## GIVEN INSTRUCTION:
Say how many lines include the word "keywords", using only a number.

## PROVIDED RECORDS:

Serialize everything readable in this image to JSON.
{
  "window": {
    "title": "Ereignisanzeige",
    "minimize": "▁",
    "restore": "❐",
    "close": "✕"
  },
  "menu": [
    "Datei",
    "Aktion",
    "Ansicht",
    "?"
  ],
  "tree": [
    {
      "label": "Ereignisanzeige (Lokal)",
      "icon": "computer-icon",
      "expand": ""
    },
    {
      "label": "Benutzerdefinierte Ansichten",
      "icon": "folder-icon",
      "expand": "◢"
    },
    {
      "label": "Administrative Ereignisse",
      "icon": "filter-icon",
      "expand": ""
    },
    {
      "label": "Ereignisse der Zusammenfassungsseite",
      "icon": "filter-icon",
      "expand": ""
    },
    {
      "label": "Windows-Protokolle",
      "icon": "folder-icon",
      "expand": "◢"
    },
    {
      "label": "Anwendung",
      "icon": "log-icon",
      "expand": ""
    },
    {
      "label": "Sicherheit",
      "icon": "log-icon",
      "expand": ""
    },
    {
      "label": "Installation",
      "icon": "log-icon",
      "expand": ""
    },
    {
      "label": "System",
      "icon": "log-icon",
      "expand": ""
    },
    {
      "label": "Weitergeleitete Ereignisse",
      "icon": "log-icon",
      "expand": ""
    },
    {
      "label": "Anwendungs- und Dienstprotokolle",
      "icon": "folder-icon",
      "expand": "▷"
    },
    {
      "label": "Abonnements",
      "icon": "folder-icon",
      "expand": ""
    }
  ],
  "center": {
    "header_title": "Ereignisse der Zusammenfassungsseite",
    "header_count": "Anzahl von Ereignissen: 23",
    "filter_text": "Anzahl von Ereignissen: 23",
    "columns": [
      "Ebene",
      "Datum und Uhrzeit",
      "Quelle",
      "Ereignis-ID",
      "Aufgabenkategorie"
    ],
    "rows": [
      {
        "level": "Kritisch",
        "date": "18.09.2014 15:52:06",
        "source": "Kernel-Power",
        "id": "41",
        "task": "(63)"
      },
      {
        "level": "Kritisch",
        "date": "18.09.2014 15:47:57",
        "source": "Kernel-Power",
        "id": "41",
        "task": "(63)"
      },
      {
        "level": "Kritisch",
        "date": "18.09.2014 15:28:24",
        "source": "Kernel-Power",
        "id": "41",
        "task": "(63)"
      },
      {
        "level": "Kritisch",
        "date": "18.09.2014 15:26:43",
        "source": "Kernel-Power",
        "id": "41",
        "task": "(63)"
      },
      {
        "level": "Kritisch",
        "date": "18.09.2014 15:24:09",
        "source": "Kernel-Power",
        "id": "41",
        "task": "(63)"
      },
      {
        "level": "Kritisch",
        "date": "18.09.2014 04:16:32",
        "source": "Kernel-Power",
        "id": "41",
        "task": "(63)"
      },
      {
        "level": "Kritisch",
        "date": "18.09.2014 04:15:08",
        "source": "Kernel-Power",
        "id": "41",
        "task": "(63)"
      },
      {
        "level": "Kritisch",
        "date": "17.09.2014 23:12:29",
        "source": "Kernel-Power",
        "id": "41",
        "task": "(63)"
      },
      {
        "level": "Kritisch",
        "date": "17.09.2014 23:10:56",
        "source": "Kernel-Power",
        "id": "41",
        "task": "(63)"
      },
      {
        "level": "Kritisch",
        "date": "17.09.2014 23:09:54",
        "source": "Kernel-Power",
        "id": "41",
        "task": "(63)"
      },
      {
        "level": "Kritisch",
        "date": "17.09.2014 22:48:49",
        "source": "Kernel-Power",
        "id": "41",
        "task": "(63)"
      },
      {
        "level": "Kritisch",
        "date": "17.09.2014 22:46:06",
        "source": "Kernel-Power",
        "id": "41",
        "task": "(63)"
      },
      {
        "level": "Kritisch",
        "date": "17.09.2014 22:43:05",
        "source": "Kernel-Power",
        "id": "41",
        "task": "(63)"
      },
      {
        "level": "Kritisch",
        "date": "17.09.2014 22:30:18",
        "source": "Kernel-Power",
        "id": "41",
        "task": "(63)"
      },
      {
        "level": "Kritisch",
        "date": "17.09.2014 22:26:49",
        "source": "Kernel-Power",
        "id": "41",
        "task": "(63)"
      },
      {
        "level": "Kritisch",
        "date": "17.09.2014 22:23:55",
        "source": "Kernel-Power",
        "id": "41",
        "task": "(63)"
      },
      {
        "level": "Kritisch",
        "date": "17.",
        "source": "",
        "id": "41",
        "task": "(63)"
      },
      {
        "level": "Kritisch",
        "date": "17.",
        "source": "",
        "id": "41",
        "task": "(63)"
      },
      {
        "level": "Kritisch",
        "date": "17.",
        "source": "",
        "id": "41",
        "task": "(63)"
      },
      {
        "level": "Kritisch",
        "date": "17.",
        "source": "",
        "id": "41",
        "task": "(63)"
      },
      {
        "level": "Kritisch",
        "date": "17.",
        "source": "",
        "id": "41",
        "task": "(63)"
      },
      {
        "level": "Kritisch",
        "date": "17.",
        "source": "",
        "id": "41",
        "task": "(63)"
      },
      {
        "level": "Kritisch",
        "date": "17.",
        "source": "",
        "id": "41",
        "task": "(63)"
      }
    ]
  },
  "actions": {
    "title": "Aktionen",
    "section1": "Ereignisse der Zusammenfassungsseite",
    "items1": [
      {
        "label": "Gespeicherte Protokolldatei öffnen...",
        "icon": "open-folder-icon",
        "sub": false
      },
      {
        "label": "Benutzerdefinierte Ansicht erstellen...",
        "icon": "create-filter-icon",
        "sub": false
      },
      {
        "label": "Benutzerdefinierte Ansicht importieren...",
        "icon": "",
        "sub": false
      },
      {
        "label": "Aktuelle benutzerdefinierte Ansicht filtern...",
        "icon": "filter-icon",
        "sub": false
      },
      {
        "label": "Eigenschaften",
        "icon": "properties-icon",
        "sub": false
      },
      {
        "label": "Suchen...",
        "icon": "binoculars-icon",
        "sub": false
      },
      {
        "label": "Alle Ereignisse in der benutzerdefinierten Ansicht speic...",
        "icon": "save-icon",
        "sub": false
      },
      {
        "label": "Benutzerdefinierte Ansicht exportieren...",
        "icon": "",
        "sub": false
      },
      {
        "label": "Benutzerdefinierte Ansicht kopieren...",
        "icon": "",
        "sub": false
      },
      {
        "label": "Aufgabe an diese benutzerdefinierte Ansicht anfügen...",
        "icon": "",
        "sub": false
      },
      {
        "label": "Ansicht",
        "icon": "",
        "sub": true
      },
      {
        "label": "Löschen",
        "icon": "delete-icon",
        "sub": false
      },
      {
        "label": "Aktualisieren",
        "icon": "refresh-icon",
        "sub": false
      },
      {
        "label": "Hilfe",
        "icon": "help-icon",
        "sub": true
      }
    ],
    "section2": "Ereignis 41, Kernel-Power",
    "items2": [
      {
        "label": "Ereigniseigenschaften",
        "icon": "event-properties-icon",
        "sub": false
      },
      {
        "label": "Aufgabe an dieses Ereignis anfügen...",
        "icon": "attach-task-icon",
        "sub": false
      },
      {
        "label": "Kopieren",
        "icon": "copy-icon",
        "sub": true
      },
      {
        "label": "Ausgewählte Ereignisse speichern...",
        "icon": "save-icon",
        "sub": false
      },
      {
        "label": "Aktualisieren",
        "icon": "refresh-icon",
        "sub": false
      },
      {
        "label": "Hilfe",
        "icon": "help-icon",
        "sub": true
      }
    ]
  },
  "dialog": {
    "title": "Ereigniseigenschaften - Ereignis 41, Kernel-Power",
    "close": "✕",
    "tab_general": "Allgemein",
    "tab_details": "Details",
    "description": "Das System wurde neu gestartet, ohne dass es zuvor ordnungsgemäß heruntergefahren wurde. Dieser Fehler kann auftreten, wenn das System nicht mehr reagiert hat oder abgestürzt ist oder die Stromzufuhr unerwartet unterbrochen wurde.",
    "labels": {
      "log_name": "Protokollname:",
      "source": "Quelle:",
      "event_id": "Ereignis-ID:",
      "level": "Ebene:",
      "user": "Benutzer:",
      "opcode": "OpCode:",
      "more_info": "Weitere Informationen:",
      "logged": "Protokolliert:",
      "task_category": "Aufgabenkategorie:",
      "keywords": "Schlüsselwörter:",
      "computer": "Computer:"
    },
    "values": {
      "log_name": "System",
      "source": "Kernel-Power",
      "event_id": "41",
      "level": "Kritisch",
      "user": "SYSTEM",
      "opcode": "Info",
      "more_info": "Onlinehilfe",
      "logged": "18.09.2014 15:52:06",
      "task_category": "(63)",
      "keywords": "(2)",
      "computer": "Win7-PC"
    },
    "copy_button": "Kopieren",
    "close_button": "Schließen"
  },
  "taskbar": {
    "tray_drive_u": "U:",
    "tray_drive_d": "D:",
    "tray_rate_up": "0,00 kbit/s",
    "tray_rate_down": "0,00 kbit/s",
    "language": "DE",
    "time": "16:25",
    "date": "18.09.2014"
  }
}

## FINAL RESULT:
2